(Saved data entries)
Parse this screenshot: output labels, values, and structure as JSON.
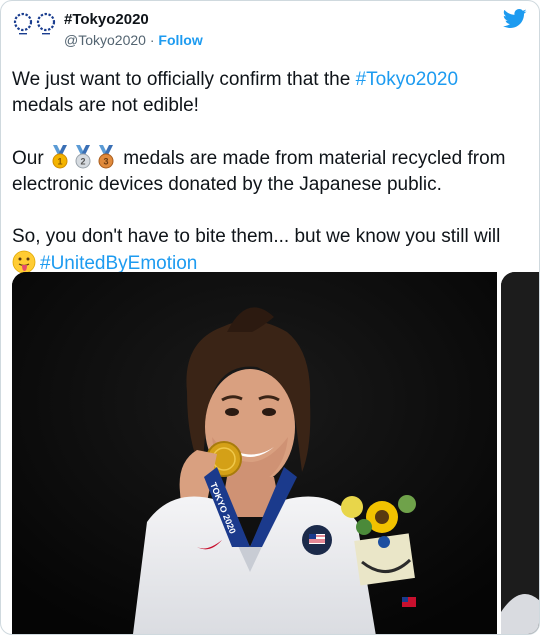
{
  "account": {
    "display_name": "#Tokyo2020",
    "handle": "@Tokyo2020",
    "separator": "·",
    "follow_label": "Follow"
  },
  "tweet": {
    "p1_prefix": "We just want to officially confirm that the ",
    "p1_hashtag": "#Tokyo2020",
    "p1_suffix": " medals are not edible!",
    "p2_prefix": "Our ",
    "p2_suffix": " medals are made from material recycled from electronic devices donated by the Japanese public.",
    "p3_text": "So, you don't have to bite them... but we know you still will ",
    "p3_hashtag": "#UnitedByEmotion"
  },
  "media": {
    "lanyard_text": "TOKYO 2020"
  },
  "icons": {
    "avatar": "tokyo-2020-emblems",
    "bird": "twitter-bird-icon",
    "medals": [
      "gold-medal-icon",
      "silver-medal-icon",
      "bronze-medal-icon"
    ],
    "emoji": "face-with-tongue-icon"
  },
  "colors": {
    "accent": "#1d9bf0",
    "text": "#0f1419",
    "muted": "#536471",
    "emblem": "#1a3d8f"
  }
}
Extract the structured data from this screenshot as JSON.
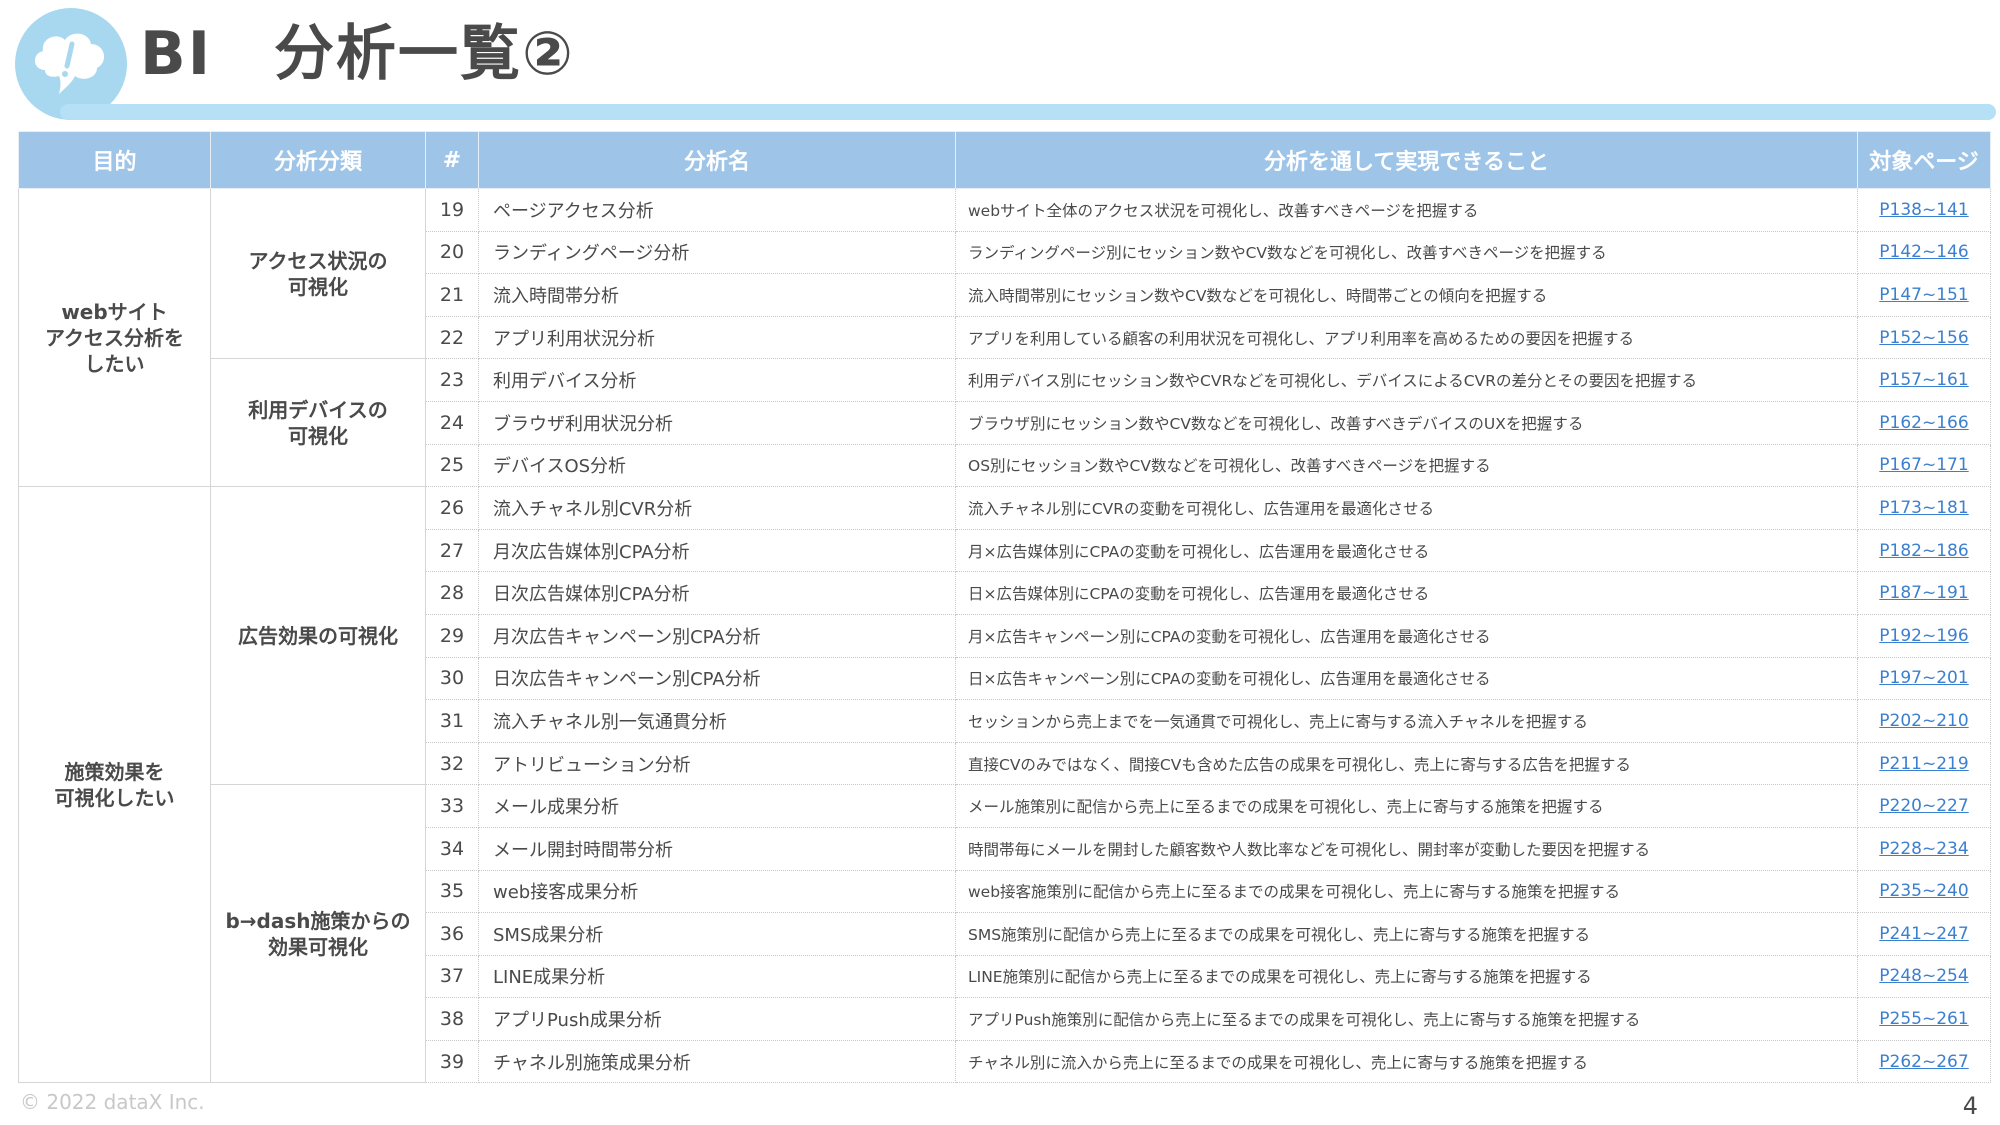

| Required work |
Repeat the listing in full and exactly. Do not include any images.

| Written reply |
Parse this screenshot: output labels, values, and structure as JSON.
{
  "account": {
    "display_name": "#Tokyo2020",
    "handle": "@Tokyo2020",
    "separator": "·",
    "follow_label": "Follow"
  },
  "tweet": {
    "p1_prefix": "We just want to officially confirm that the ",
    "p1_hashtag": "#Tokyo2020",
    "p1_suffix": " medals are not edible!",
    "p2_prefix": "Our ",
    "p2_suffix": " medals are made from material recycled from electronic devices donated by the Japanese public.",
    "p3_text": "So, you don't have to bite them... but we know you still will ",
    "p3_hashtag": "#UnitedByEmotion"
  },
  "media": {
    "lanyard_text": "TOKYO 2020"
  },
  "icons": {
    "avatar": "tokyo-2020-emblems",
    "bird": "twitter-bird-icon",
    "medals": [
      "gold-medal-icon",
      "silver-medal-icon",
      "bronze-medal-icon"
    ],
    "emoji": "face-with-tongue-icon"
  },
  "colors": {
    "accent": "#1d9bf0",
    "text": "#0f1419",
    "muted": "#536471",
    "emblem": "#1a3d8f"
  }
}
Extract the structured data from this screenshot as JSON.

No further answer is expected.